Wherever "रवचनभक" appears in a line, list that line.

— start of DATA FOR THE TASK —

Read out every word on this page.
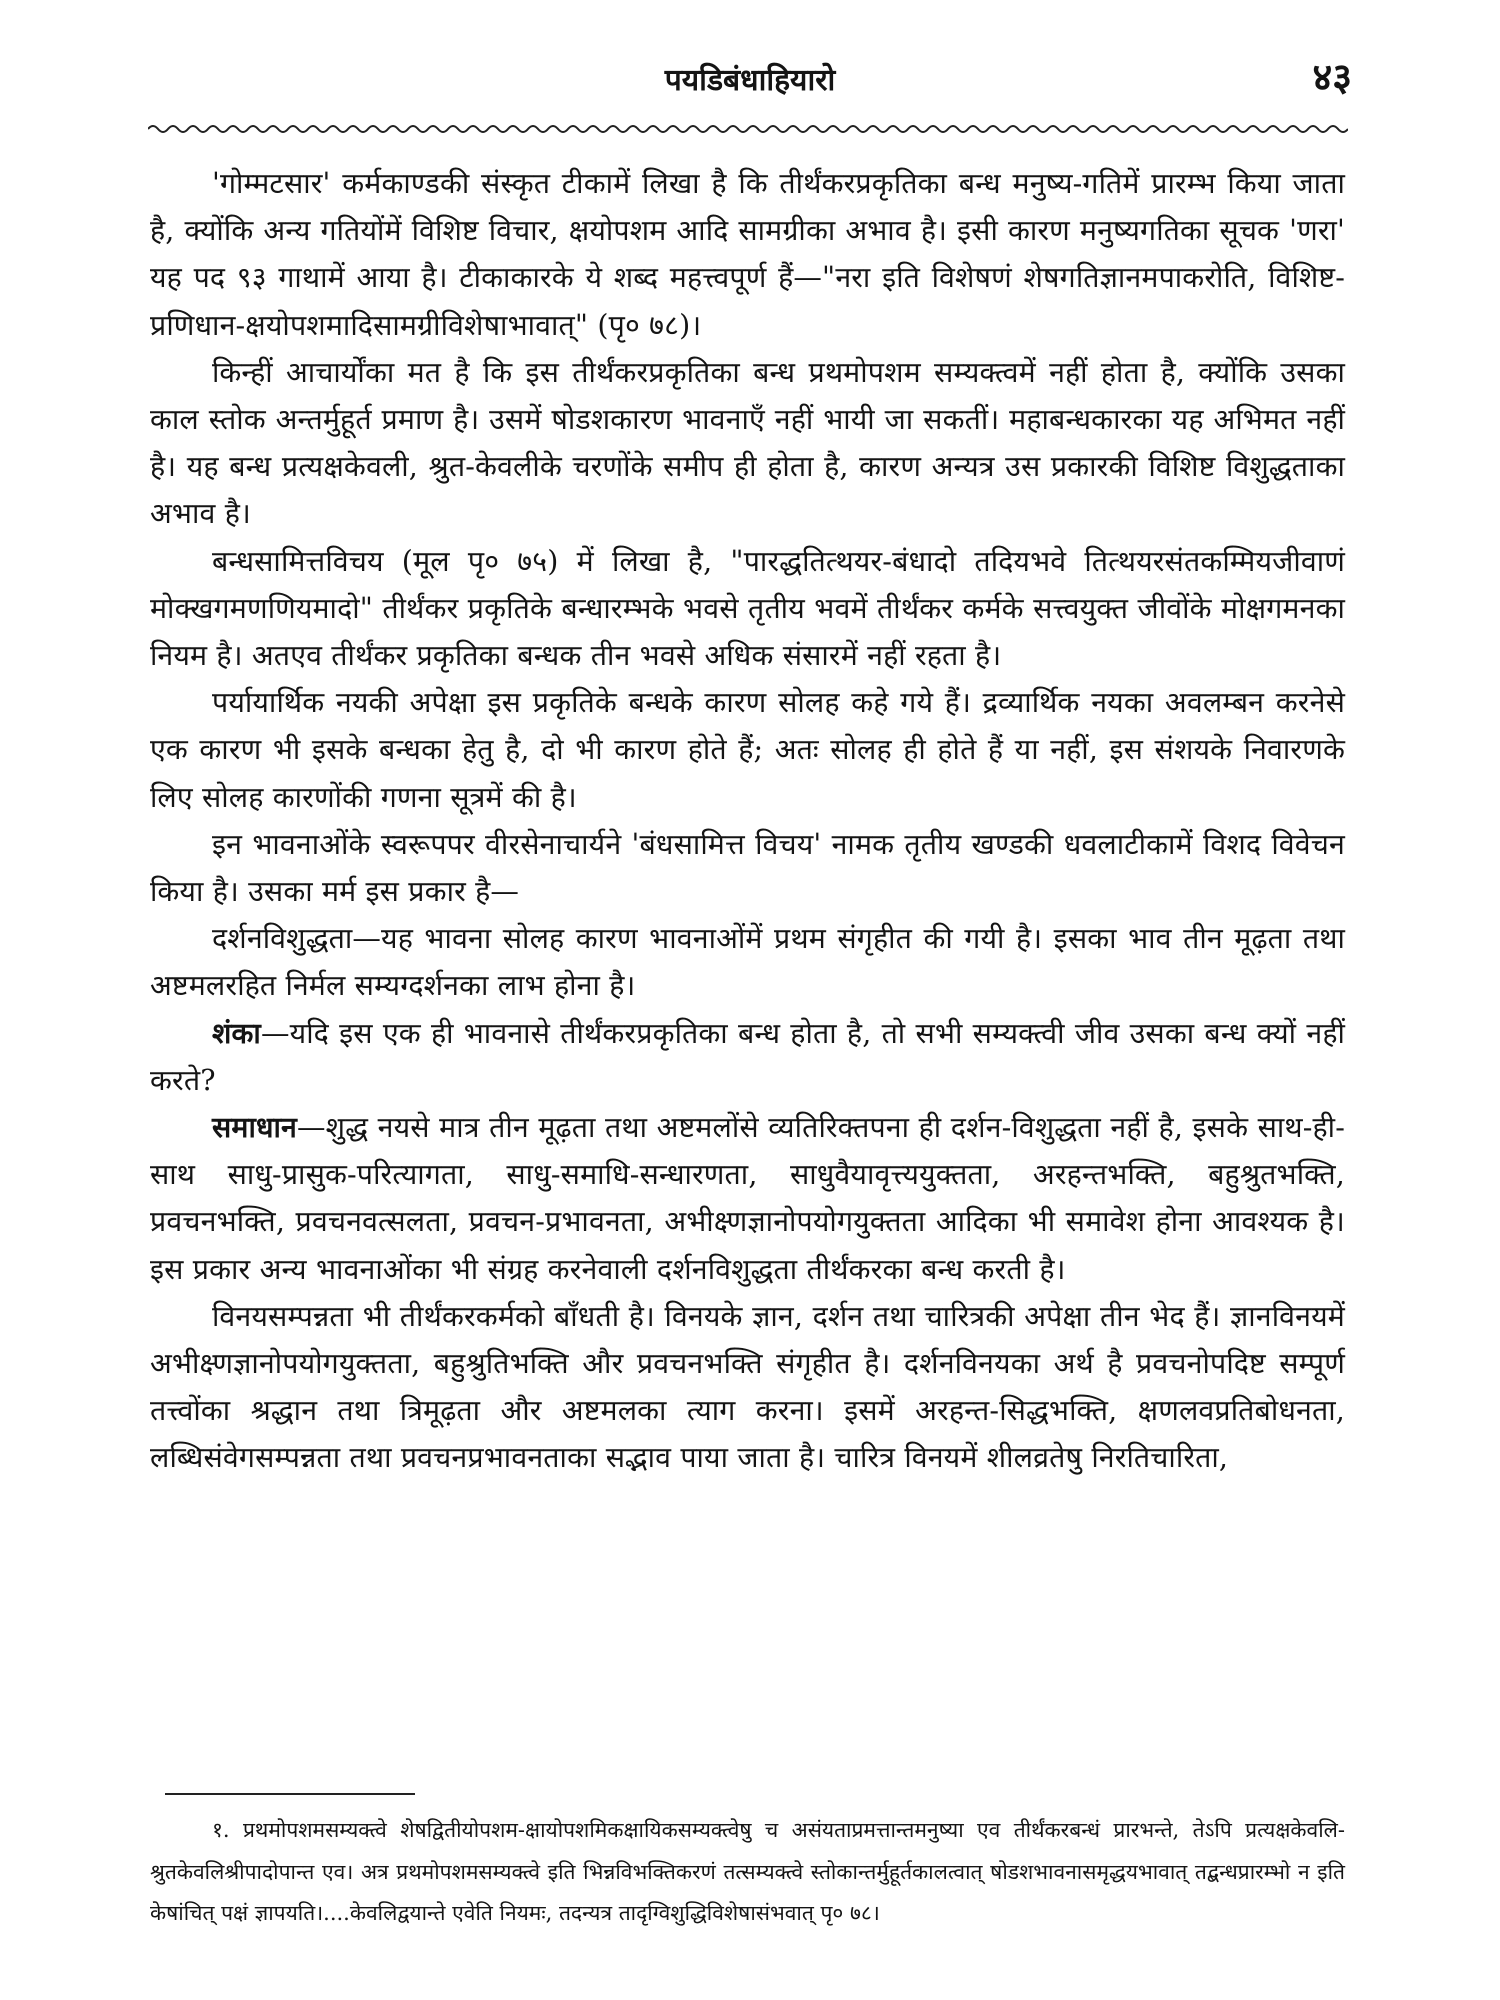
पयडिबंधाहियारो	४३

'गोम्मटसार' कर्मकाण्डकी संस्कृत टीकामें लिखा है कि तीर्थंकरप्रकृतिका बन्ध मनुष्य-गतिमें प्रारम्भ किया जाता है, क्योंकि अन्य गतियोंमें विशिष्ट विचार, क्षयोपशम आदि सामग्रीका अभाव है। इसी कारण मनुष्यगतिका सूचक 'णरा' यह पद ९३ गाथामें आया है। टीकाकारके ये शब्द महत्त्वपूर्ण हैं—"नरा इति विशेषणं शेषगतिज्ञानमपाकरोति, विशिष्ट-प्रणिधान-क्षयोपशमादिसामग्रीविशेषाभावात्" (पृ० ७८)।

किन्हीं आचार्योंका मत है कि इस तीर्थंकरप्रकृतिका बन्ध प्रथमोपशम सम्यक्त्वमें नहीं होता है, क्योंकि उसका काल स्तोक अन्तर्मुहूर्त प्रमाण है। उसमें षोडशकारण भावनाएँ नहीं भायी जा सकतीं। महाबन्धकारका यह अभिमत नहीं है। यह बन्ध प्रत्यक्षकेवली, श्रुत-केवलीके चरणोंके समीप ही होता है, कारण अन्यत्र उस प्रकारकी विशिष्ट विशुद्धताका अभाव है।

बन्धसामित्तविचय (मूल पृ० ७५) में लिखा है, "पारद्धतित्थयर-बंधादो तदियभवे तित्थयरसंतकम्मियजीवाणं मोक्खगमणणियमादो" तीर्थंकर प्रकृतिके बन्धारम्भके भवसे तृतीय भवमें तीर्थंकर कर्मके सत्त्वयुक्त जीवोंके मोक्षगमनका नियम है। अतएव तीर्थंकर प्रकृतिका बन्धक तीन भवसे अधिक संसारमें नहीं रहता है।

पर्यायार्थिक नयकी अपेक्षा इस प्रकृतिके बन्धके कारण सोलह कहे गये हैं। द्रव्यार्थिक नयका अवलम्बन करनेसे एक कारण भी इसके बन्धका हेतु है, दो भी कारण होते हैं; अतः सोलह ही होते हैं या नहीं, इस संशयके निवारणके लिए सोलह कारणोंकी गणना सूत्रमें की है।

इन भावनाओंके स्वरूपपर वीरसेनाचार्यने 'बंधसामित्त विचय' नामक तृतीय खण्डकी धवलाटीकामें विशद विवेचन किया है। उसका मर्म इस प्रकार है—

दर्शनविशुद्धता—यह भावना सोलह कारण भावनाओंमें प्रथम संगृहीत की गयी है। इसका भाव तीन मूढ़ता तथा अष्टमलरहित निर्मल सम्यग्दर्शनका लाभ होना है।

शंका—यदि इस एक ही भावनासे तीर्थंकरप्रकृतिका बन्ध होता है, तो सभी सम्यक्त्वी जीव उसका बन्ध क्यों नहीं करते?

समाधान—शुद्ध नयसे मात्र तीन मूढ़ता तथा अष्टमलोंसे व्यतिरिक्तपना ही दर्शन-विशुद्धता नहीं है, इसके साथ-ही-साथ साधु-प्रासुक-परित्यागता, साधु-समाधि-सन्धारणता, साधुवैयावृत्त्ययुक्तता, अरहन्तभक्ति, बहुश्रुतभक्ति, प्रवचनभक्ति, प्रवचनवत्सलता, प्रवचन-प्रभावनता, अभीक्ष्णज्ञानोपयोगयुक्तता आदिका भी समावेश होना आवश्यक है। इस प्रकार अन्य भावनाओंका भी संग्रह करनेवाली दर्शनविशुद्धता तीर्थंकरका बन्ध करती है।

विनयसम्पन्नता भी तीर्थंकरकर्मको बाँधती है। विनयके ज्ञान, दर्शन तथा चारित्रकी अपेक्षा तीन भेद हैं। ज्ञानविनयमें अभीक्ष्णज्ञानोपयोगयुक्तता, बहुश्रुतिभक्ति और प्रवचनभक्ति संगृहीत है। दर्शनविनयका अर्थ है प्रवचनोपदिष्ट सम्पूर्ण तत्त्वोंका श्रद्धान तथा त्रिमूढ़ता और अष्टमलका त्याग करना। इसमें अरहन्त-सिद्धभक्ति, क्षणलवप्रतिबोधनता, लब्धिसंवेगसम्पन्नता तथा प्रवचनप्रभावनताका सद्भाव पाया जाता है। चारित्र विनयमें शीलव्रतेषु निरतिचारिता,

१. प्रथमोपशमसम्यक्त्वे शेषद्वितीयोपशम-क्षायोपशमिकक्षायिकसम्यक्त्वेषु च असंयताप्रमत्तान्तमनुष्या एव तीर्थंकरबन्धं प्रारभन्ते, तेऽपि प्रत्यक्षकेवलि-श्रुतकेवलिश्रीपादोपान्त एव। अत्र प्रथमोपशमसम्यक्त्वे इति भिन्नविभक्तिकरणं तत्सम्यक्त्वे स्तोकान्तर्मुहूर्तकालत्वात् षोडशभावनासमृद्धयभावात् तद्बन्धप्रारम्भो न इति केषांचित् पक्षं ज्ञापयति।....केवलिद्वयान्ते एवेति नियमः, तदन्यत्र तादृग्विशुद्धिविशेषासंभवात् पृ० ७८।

— end of DATA FOR THE TASK —

▶ **TASK RESPONSE**:
समाधान—शुद्ध नयसे मात्र तीन मूढ़ता तथा अष्टमलोंसे व्यतिरिक्तपना ही दर्शन-विशुद्धता नहीं है, इसके साथ-ही-साथ साधु-प्रासुक-परित्यागता, साधु-समाधि-सन्धारणता, साधुवैयावृत्त्ययुक्तता, अरहन्तभक्ति, बहुश्रुतभक्ति, प्रवचनभक्ति, प्रवचनवत्सलता, प्रवचन-प्रभावनता, अभीक्ष्णज्ञानोपयोगयुक्तता आदिका भी समावेश होना आवश्यक है। इस प्रकार अन्य भावनाओंका भी संग्रह करनेवाली दर्शनविशुद्धता तीर्थंकरका बन्ध करती है।
विनयसम्पन्नता भी तीर्थंकरकर्मको बाँधती है। विनयके ज्ञान, दर्शन तथा चारित्रकी अपेक्षा तीन भेद हैं। ज्ञानविनयमें अभीक्ष्णज्ञानोपयोगयुक्तता, बहुश्रुतिभक्ति और प्रवचनभक्ति संगृहीत है। दर्शनविनयका अर्थ है प्रवचनोपदिष्ट सम्पूर्ण तत्त्वोंका श्रद्धान तथा त्रिमूढ़ता और अष्टमलका त्याग करना। इसमें अरहन्त-सिद्धभक्ति, क्षणलवप्रतिबोधनता, लब्धिसंवेगसम्पन्नता तथा प्रवचनप्रभावनताका सद्भाव पाया जाता है। चारित्र विनयमें शीलव्रतेषु निरतिचारिता,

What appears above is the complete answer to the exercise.